# Problem statement
Copy out all the lines in the records that include the word "this".

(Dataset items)
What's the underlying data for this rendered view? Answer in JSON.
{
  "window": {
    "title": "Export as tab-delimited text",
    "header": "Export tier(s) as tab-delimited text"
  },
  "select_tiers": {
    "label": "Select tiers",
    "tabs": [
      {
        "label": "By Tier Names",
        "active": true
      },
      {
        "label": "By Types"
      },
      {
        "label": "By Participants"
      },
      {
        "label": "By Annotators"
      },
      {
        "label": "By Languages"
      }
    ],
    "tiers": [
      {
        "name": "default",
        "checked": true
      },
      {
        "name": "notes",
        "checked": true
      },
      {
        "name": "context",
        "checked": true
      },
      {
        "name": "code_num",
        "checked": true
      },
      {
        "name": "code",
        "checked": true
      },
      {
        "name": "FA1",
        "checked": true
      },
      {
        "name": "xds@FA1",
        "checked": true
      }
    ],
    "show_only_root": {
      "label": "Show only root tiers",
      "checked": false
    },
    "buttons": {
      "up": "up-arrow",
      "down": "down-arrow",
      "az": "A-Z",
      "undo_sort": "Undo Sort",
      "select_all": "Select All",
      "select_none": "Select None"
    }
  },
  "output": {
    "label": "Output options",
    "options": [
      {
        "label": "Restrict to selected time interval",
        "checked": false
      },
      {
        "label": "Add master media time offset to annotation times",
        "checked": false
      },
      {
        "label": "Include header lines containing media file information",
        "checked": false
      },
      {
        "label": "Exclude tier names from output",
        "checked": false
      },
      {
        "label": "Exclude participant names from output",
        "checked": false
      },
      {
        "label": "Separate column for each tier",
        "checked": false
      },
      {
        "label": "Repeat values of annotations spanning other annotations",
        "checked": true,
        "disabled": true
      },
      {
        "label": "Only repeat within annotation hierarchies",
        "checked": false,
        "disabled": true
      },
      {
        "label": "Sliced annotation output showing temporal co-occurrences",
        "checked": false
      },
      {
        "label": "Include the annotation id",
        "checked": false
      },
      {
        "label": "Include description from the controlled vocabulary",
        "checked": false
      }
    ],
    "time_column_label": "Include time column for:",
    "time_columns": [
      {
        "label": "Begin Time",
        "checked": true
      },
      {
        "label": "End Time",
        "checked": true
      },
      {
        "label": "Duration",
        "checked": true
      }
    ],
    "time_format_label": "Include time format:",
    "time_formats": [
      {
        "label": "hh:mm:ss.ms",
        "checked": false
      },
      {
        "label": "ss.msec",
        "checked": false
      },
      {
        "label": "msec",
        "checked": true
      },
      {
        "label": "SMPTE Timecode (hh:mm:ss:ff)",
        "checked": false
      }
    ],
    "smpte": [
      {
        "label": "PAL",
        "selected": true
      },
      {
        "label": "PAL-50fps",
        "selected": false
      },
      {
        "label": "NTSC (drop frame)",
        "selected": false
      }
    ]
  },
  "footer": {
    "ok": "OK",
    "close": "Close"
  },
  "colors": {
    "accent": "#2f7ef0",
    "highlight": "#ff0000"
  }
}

---

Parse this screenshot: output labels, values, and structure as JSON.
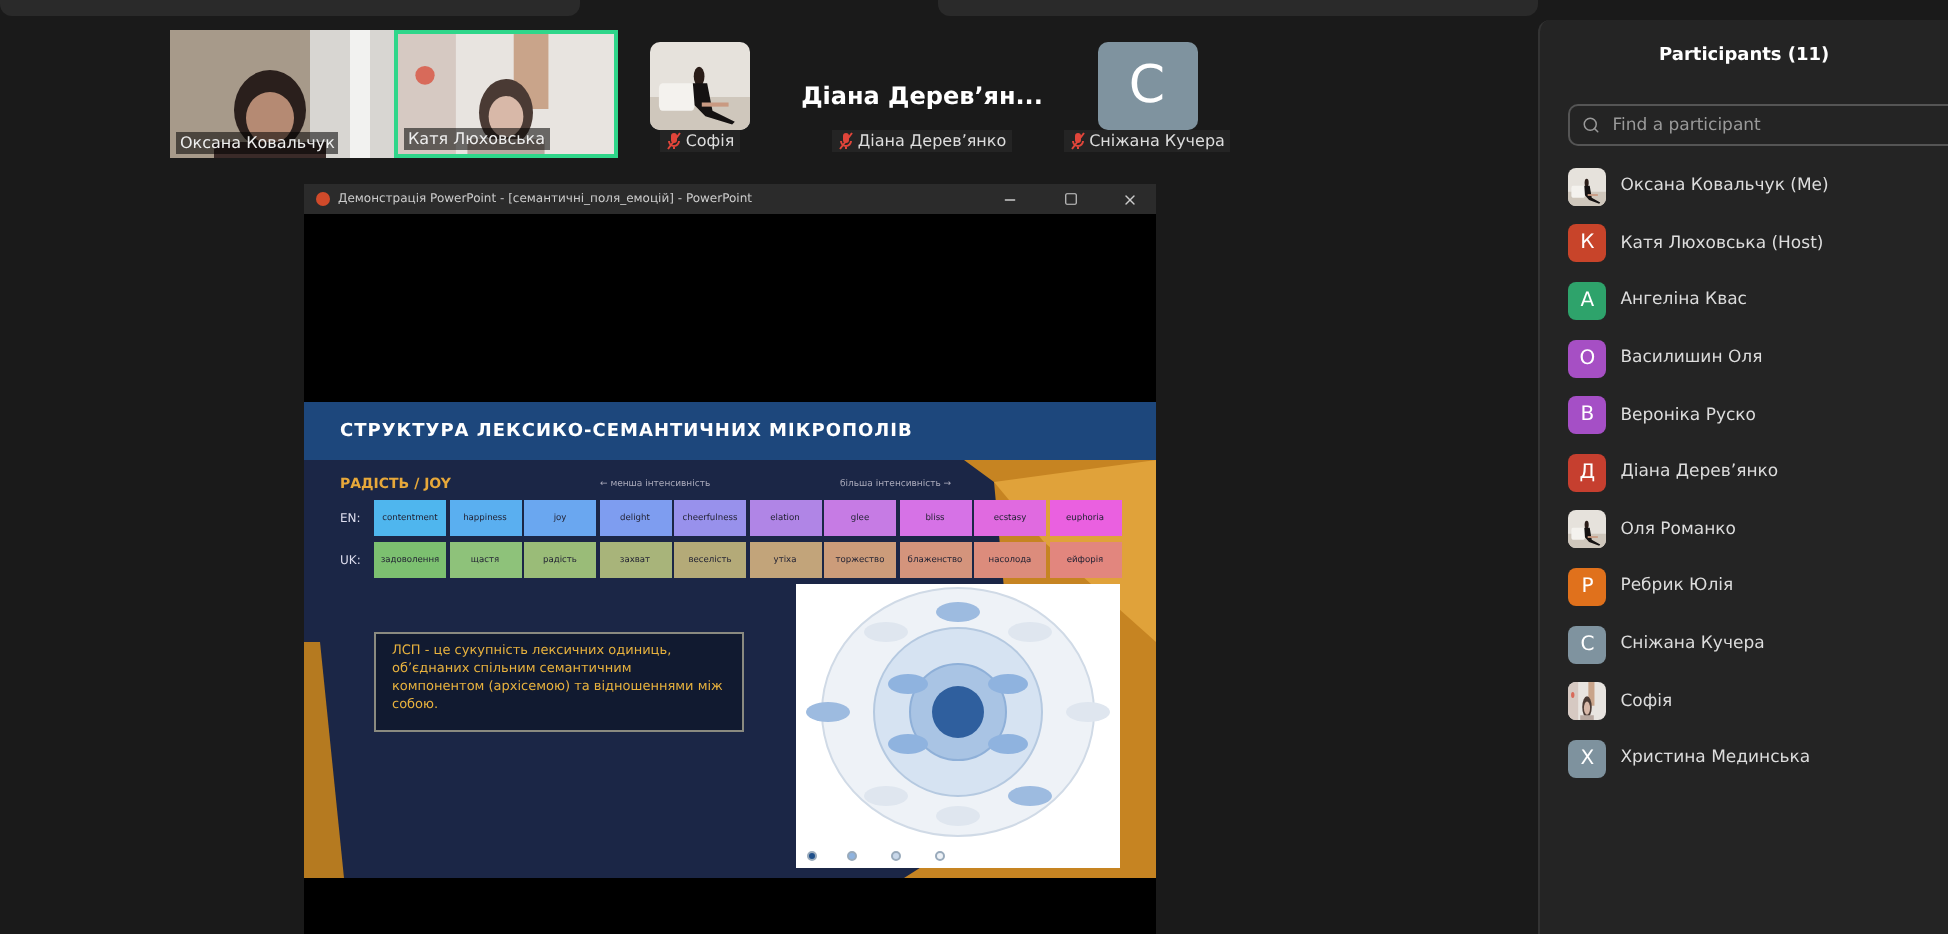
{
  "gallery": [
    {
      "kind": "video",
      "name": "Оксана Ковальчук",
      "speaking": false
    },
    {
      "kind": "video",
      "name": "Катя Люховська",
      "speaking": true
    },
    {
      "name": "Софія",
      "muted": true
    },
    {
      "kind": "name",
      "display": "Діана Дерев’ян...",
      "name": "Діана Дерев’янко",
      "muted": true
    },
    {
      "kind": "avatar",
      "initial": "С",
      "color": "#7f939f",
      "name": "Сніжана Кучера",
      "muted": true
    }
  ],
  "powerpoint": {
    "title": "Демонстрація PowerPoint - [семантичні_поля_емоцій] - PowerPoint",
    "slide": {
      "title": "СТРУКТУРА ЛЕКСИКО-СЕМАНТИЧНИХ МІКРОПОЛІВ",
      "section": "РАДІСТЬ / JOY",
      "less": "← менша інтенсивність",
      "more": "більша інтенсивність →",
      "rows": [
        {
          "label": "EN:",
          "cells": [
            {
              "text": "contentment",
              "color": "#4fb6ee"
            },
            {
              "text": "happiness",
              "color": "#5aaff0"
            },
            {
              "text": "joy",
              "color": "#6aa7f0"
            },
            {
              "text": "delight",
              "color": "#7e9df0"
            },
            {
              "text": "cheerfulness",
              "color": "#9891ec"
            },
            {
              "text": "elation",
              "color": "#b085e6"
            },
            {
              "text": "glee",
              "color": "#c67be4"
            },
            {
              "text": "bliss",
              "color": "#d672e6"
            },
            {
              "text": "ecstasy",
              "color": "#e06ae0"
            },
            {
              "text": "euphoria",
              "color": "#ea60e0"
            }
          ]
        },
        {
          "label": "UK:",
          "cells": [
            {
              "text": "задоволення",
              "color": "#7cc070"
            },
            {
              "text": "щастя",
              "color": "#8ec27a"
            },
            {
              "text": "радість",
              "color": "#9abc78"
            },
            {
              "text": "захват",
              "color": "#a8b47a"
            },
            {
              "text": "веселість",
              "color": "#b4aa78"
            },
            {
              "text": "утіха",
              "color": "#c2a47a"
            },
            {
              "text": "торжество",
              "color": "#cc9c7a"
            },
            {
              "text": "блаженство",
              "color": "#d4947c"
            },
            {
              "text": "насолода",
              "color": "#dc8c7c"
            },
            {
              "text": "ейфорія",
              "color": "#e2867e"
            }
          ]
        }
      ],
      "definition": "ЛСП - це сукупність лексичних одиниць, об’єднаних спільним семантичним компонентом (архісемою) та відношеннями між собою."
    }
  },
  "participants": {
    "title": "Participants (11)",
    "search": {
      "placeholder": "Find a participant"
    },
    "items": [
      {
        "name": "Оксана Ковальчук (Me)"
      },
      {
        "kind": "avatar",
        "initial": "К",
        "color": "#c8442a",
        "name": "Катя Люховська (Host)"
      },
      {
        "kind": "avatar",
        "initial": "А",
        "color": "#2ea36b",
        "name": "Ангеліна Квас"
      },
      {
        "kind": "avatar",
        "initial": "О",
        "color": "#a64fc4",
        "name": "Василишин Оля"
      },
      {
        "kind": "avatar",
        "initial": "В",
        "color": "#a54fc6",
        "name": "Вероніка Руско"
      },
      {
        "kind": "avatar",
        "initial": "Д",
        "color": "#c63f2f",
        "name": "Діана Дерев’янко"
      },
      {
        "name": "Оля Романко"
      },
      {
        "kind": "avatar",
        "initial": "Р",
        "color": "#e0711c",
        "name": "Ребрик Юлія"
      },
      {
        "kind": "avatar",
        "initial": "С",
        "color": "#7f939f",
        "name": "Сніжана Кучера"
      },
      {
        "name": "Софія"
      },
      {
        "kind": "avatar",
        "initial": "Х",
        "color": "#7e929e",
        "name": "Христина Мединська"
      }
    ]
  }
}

# Task output
What's the underlying data for this rendered view? Answer in JSON.
Parse this screenshot: output labels, values, and structure as JSON.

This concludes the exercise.